*Exercise description*: Find each line with the word "neubearbeitete" and state how many there are, nothing more.
** start of Material supplied **
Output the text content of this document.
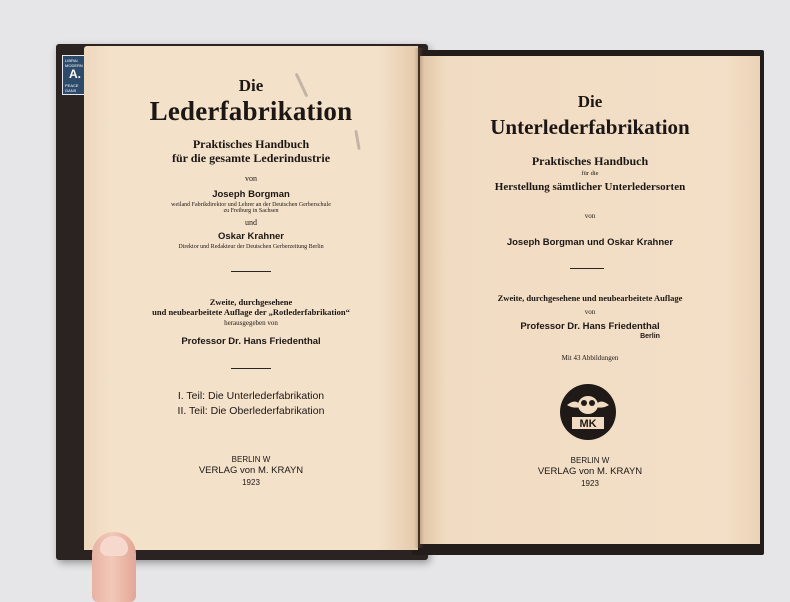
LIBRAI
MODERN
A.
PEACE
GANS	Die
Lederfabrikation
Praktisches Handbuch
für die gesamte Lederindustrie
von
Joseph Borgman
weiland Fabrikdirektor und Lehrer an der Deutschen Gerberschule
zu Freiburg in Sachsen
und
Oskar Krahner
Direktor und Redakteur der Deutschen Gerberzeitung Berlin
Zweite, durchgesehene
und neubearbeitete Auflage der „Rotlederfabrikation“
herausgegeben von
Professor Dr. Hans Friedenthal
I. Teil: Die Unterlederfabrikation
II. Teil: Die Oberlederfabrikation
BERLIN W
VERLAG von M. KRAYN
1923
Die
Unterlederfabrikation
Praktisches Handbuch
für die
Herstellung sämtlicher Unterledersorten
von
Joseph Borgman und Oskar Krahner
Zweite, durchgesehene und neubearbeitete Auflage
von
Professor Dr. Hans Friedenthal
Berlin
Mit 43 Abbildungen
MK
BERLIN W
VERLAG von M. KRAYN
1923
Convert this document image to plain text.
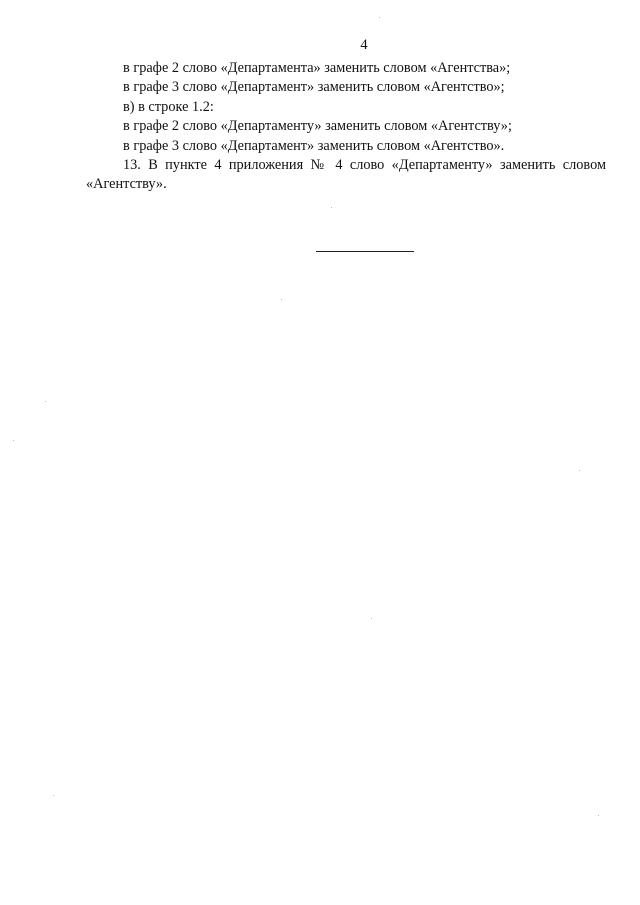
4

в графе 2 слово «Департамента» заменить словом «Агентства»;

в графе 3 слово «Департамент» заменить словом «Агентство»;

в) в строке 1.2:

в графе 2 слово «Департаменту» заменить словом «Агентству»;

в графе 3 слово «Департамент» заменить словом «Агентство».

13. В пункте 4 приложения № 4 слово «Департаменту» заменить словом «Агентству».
** end of Material supplied **
** start of Material supplied **
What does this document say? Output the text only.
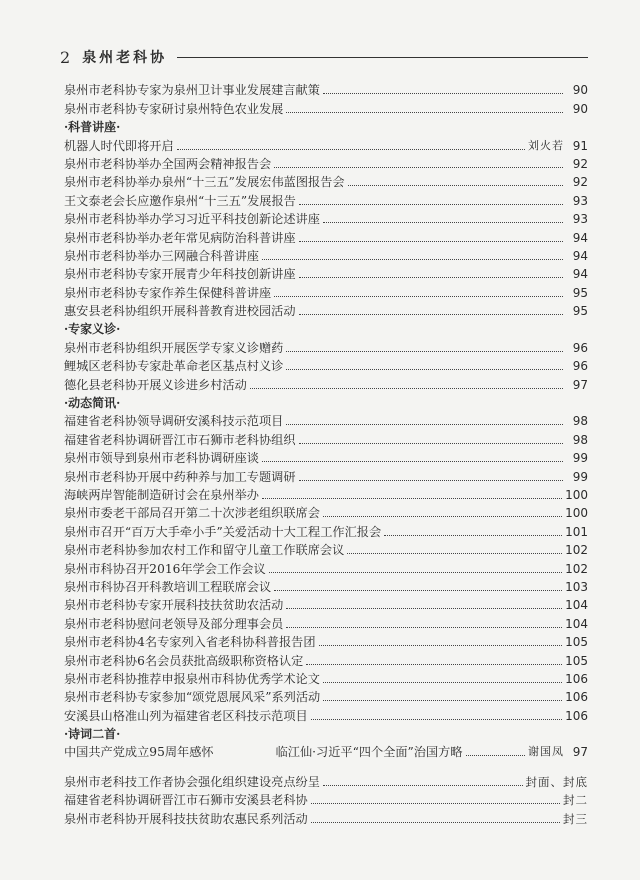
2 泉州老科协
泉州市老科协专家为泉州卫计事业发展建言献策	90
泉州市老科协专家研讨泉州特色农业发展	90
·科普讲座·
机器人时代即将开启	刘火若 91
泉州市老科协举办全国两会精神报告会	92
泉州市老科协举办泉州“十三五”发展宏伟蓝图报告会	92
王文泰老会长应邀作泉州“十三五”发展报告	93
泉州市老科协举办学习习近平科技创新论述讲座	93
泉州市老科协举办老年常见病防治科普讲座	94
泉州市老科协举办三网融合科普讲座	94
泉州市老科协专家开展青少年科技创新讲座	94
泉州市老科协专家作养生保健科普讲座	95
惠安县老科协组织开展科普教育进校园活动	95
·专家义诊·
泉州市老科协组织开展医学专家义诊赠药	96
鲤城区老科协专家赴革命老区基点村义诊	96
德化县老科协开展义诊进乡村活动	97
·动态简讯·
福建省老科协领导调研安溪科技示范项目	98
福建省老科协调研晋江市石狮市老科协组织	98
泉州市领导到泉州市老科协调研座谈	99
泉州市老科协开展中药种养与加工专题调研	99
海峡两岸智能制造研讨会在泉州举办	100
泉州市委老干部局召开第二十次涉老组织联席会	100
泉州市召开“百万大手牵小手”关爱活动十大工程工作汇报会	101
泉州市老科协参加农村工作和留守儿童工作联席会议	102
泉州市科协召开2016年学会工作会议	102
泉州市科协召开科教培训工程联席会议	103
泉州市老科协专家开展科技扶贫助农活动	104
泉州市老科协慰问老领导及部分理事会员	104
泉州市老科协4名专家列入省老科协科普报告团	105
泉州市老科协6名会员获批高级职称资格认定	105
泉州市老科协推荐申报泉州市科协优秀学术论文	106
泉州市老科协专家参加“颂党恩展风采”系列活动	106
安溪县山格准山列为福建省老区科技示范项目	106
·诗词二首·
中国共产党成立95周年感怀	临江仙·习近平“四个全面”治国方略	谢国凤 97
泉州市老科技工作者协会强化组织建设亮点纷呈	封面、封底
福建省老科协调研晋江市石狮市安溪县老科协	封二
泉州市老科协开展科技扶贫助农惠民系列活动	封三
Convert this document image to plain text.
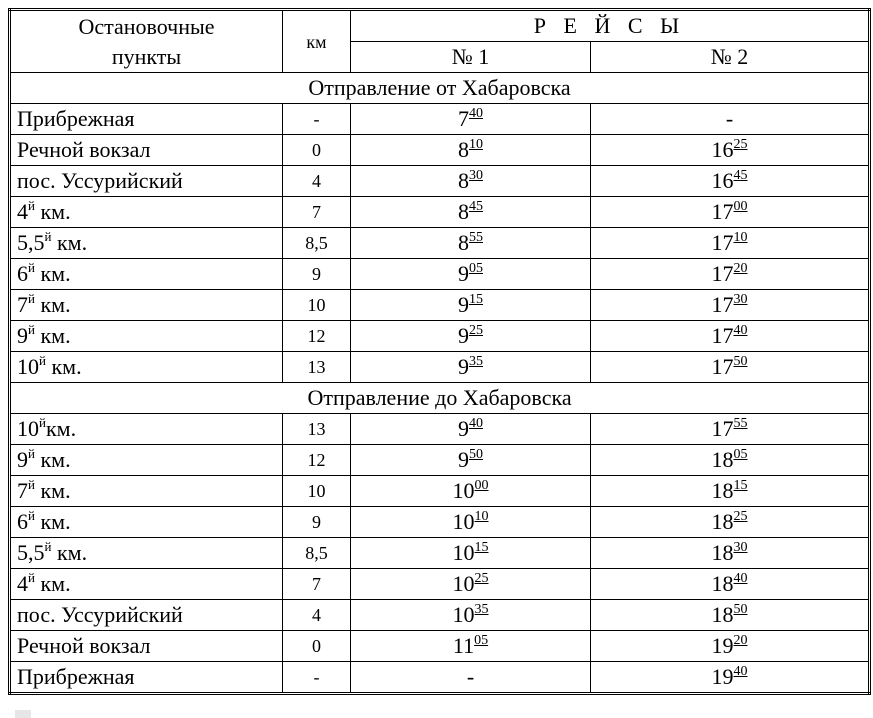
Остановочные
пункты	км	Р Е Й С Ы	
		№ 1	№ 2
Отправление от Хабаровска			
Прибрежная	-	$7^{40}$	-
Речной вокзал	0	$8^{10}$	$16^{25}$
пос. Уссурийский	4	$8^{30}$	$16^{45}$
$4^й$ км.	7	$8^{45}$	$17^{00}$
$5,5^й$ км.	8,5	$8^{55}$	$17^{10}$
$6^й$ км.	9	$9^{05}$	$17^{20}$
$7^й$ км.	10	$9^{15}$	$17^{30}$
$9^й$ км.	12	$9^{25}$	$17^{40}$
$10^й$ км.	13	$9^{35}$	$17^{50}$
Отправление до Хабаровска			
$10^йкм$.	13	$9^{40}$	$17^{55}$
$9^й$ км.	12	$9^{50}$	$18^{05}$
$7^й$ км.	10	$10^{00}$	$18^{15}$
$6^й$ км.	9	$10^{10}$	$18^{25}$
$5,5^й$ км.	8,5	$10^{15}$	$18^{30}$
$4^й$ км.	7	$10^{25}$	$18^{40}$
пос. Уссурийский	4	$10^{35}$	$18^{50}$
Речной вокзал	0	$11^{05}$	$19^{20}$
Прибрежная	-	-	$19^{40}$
** end of Material supplied **
** start of Material supplied **
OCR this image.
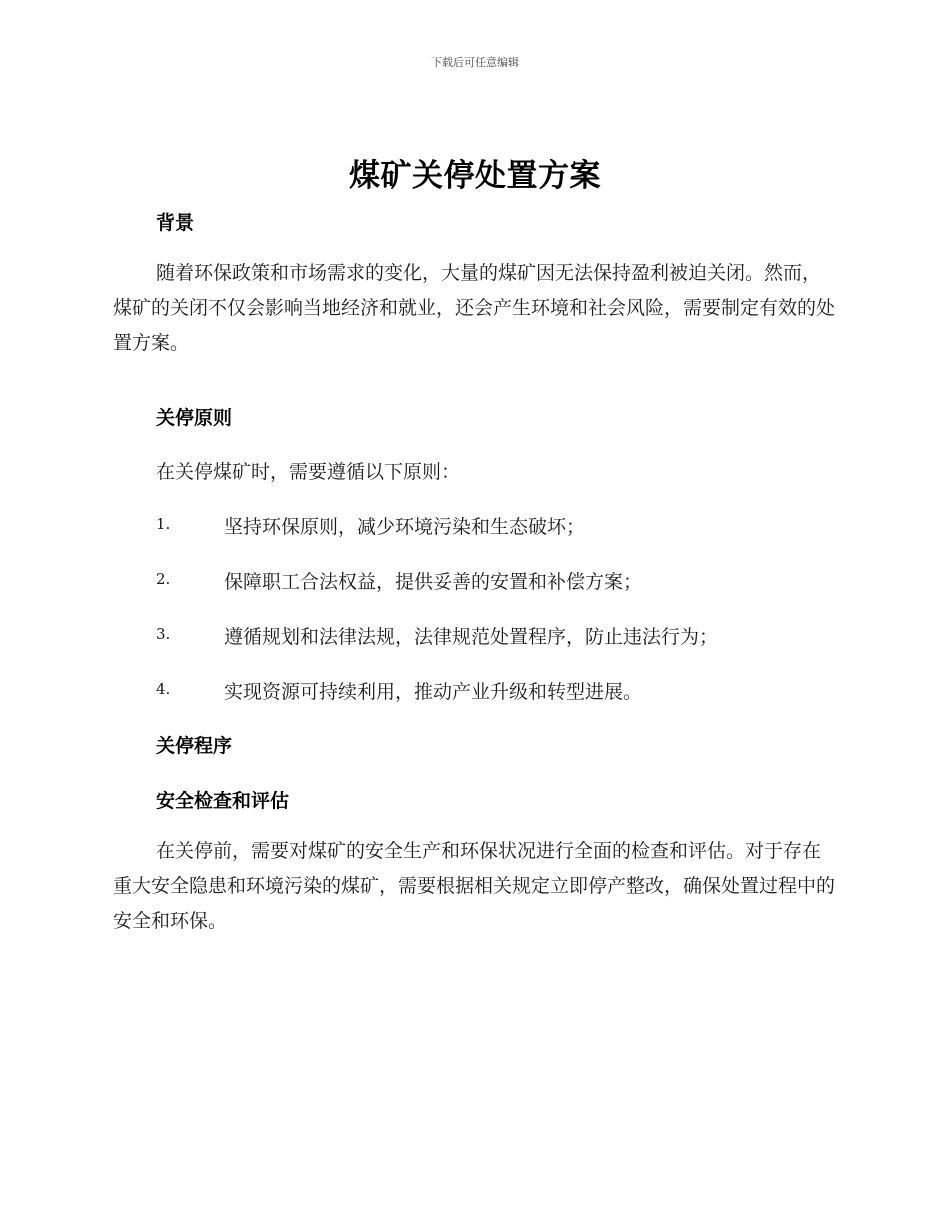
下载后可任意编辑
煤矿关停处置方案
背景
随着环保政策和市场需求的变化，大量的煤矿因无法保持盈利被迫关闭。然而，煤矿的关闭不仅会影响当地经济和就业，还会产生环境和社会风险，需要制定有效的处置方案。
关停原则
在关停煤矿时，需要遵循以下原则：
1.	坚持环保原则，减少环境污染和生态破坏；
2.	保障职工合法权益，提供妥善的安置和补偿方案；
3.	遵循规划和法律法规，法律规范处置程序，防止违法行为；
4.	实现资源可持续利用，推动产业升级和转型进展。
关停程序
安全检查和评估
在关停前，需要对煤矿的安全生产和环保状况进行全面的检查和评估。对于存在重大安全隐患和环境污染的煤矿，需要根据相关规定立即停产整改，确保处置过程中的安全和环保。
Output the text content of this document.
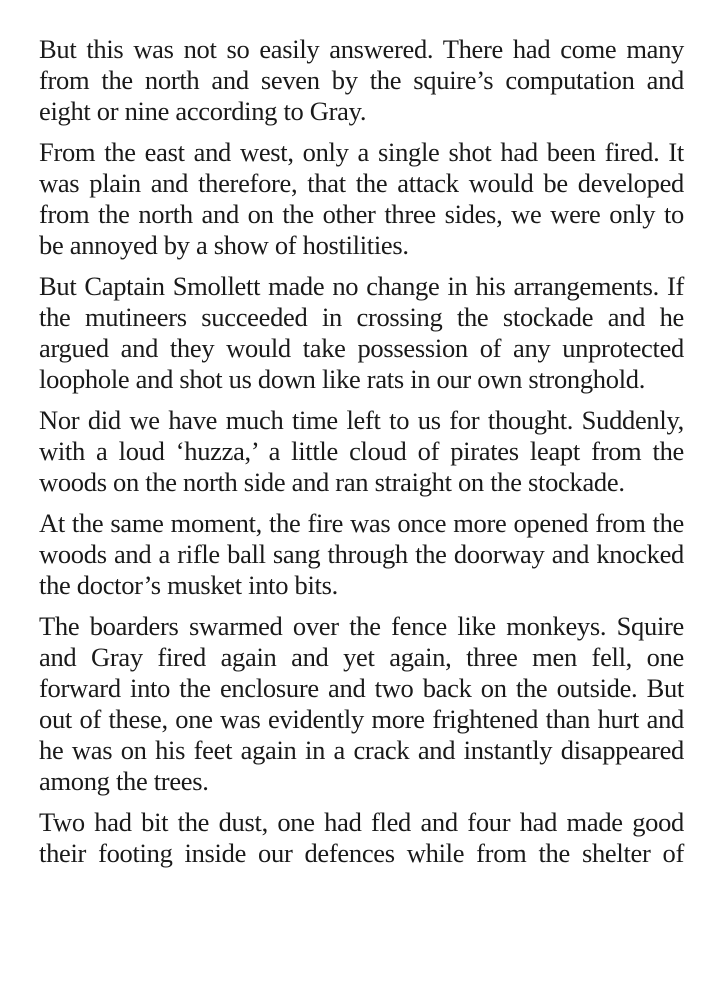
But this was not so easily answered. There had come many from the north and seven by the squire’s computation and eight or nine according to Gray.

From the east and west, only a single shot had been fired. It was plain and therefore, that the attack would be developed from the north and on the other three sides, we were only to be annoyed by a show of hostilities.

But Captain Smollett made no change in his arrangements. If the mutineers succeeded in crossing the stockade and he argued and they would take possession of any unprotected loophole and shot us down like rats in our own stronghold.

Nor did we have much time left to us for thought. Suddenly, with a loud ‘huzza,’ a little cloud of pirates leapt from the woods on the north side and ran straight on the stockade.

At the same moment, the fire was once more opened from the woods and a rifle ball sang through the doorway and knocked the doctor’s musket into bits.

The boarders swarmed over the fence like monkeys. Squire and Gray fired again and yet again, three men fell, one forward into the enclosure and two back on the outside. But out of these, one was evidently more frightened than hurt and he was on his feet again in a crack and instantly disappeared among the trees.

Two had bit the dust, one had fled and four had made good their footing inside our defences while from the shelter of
** end of Material supplied **
*Solution to the exercise*: 2